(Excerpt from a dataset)
--
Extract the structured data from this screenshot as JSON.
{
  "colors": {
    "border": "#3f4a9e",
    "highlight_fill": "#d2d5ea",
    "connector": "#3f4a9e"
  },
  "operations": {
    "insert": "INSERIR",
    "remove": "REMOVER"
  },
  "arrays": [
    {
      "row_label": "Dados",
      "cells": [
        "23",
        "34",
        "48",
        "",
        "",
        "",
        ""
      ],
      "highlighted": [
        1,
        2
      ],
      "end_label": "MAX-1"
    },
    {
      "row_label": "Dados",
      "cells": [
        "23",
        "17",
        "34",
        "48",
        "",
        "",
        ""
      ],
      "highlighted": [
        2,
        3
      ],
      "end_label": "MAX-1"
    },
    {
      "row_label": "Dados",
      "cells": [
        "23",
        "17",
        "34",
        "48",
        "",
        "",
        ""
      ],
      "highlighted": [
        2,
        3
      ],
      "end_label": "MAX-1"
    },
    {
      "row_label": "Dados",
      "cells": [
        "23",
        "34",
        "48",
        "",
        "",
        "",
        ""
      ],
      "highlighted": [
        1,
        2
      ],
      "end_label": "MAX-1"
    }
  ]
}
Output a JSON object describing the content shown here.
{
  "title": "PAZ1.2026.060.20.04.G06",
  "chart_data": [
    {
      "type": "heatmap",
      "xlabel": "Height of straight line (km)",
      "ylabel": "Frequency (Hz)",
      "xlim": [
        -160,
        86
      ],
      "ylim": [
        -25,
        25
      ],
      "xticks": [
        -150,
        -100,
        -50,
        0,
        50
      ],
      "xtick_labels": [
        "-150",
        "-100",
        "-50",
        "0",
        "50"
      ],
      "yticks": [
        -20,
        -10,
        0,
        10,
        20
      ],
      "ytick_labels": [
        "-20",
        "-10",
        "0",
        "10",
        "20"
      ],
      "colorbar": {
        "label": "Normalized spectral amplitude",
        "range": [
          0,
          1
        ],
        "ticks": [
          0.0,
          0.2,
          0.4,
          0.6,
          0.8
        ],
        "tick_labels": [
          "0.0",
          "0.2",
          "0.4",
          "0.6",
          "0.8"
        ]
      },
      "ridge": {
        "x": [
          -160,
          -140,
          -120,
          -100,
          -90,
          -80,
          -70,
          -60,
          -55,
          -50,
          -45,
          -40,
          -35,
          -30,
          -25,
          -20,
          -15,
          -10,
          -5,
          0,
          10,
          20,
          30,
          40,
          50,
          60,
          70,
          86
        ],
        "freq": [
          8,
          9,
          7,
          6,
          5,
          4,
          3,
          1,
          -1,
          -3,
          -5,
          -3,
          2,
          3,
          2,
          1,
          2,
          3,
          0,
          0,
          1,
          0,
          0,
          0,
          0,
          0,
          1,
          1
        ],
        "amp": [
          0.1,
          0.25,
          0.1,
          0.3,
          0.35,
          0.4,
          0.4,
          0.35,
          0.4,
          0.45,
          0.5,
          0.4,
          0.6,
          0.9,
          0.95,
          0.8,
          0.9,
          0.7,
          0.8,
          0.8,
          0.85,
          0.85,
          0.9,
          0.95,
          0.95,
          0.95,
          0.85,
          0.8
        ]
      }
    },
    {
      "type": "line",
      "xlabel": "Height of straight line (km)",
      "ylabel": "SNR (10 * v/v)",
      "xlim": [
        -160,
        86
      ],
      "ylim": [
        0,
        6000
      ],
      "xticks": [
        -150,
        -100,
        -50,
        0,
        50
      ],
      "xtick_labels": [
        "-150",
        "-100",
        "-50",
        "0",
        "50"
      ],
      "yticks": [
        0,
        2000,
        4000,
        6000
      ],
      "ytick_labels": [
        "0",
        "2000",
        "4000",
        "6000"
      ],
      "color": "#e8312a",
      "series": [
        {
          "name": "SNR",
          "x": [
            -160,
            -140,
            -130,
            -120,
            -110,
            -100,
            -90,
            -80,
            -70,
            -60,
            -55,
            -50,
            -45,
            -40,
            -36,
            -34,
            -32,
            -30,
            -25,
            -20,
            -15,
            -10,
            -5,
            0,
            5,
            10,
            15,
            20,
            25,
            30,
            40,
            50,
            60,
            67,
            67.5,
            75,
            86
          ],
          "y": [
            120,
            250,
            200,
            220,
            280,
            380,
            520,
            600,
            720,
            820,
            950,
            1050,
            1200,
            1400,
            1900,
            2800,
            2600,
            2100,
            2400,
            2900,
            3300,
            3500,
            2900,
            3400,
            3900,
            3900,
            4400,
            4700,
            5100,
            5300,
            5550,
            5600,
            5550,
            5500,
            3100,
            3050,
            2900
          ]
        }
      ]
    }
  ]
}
--
_Aim:_ Your task is to print the whole listing again exactly.

_Reply:_
Extract the structured data from this screenshot as JSON.
{
  "colors": {
    "border": "#3f4a9e",
    "highlight_fill": "#d2d5ea",
    "connector": "#3f4a9e"
  },
  "operations": {
    "insert": "INSERIR",
    "remove": "REMOVER"
  },
  "arrays": [
    {
      "row_label": "Dados",
      "cells": [
        "23",
        "34",
        "48",
        "",
        "",
        "",
        ""
      ],
      "highlighted": [
        1,
        2
      ],
      "end_label": "MAX-1"
    },
    {
      "row_label": "Dados",
      "cells": [
        "23",
        "17",
        "34",
        "48",
        "",
        "",
        ""
      ],
      "highlighted": [
        2,
        3
      ],
      "end_label": "MAX-1"
    },
    {
      "row_label": "Dados",
      "cells": [
        "23",
        "17",
        "34",
        "48",
        "",
        "",
        ""
      ],
      "highlighted": [
        2,
        3
      ],
      "end_label": "MAX-1"
    },
    {
      "row_label": "Dados",
      "cells": [
        "23",
        "34",
        "48",
        "",
        "",
        "",
        ""
      ],
      "highlighted": [
        1,
        2
      ],
      "end_label": "MAX-1"
    }
  ]
}
Output a JSON object describing the content shown here.
{
  "title": "PAZ1.2026.060.20.04.G06",
  "chart_data": [
    {
      "type": "heatmap",
      "xlabel": "Height of straight line (km)",
      "ylabel": "Frequency (Hz)",
      "xlim": [
        -160,
        86
      ],
      "ylim": [
        -25,
        25
      ],
      "xticks": [
        -150,
        -100,
        -50,
        0,
        50
      ],
      "xtick_labels": [
        "-150",
        "-100",
        "-50",
        "0",
        "50"
      ],
      "yticks": [
        -20,
        -10,
        0,
        10,
        20
      ],
      "ytick_labels": [
        "-20",
        "-10",
        "0",
        "10",
        "20"
      ],
      "colorbar": {
        "label": "Normalized spectral amplitude",
        "range": [
          0,
          1
        ],
        "ticks": [
          0.0,
          0.2,
          0.4,
          0.6,
          0.8
        ],
        "tick_labels": [
          "0.0",
          "0.2",
          "0.4",
          "0.6",
          "0.8"
        ]
      },
      "ridge": {
        "x": [
          -160,
          -140,
          -120,
          -100,
          -90,
          -80,
          -70,
          -60,
          -55,
          -50,
          -45,
          -40,
          -35,
          -30,
          -25,
          -20,
          -15,
          -10,
          -5,
          0,
          10,
          20,
          30,
          40,
          50,
          60,
          70,
          86
        ],
        "freq": [
          8,
          9,
          7,
          6,
          5,
          4,
          3,
          1,
          -1,
          -3,
          -5,
          -3,
          2,
          3,
          2,
          1,
          2,
          3,
          0,
          0,
          1,
          0,
          0,
          0,
          0,
          0,
          1,
          1
        ],
        "amp": [
          0.1,
          0.25,
          0.1,
          0.3,
          0.35,
          0.4,
          0.4,
          0.35,
          0.4,
          0.45,
          0.5,
          0.4,
          0.6,
          0.9,
          0.95,
          0.8,
          0.9,
          0.7,
          0.8,
          0.8,
          0.85,
          0.85,
          0.9,
          0.95,
          0.95,
          0.95,
          0.85,
          0.8
        ]
      }
    },
    {
      "type": "line",
      "xlabel": "Height of straight line (km)",
      "ylabel": "SNR (10 * v/v)",
      "xlim": [
        -160,
        86
      ],
      "ylim": [
        0,
        6000
      ],
      "xticks": [
        -150,
        -100,
        -50,
        0,
        50
      ],
      "xtick_labels": [
        "-150",
        "-100",
        "-50",
        "0",
        "50"
      ],
      "yticks": [
        0,
        2000,
        4000,
        6000
      ],
      "ytick_labels": [
        "0",
        "2000",
        "4000",
        "6000"
      ],
      "color": "#e8312a",
      "series": [
        {
          "name": "SNR",
          "x": [
            -160,
            -140,
            -130,
            -120,
            -110,
            -100,
            -90,
            -80,
            -70,
            -60,
            -55,
            -50,
            -45,
            -40,
            -36,
            -34,
            -32,
            -30,
            -25,
            -20,
            -15,
            -10,
            -5,
            0,
            5,
            10,
            15,
            20,
            25,
            30,
            40,
            50,
            60,
            67,
            67.5,
            75,
            86
          ],
          "y": [
            120,
            250,
            200,
            220,
            280,
            380,
            520,
            600,
            720,
            820,
            950,
            1050,
            1200,
            1400,
            1900,
            2800,
            2600,
            2100,
            2400,
            2900,
            3300,
            3500,
            2900,
            3400,
            3900,
            3900,
            4400,
            4700,
            5100,
            5300,
            5550,
            5600,
            5550,
            5500,
            3100,
            3050,
            2900
          ]
        }
      ]
    }
  ]
}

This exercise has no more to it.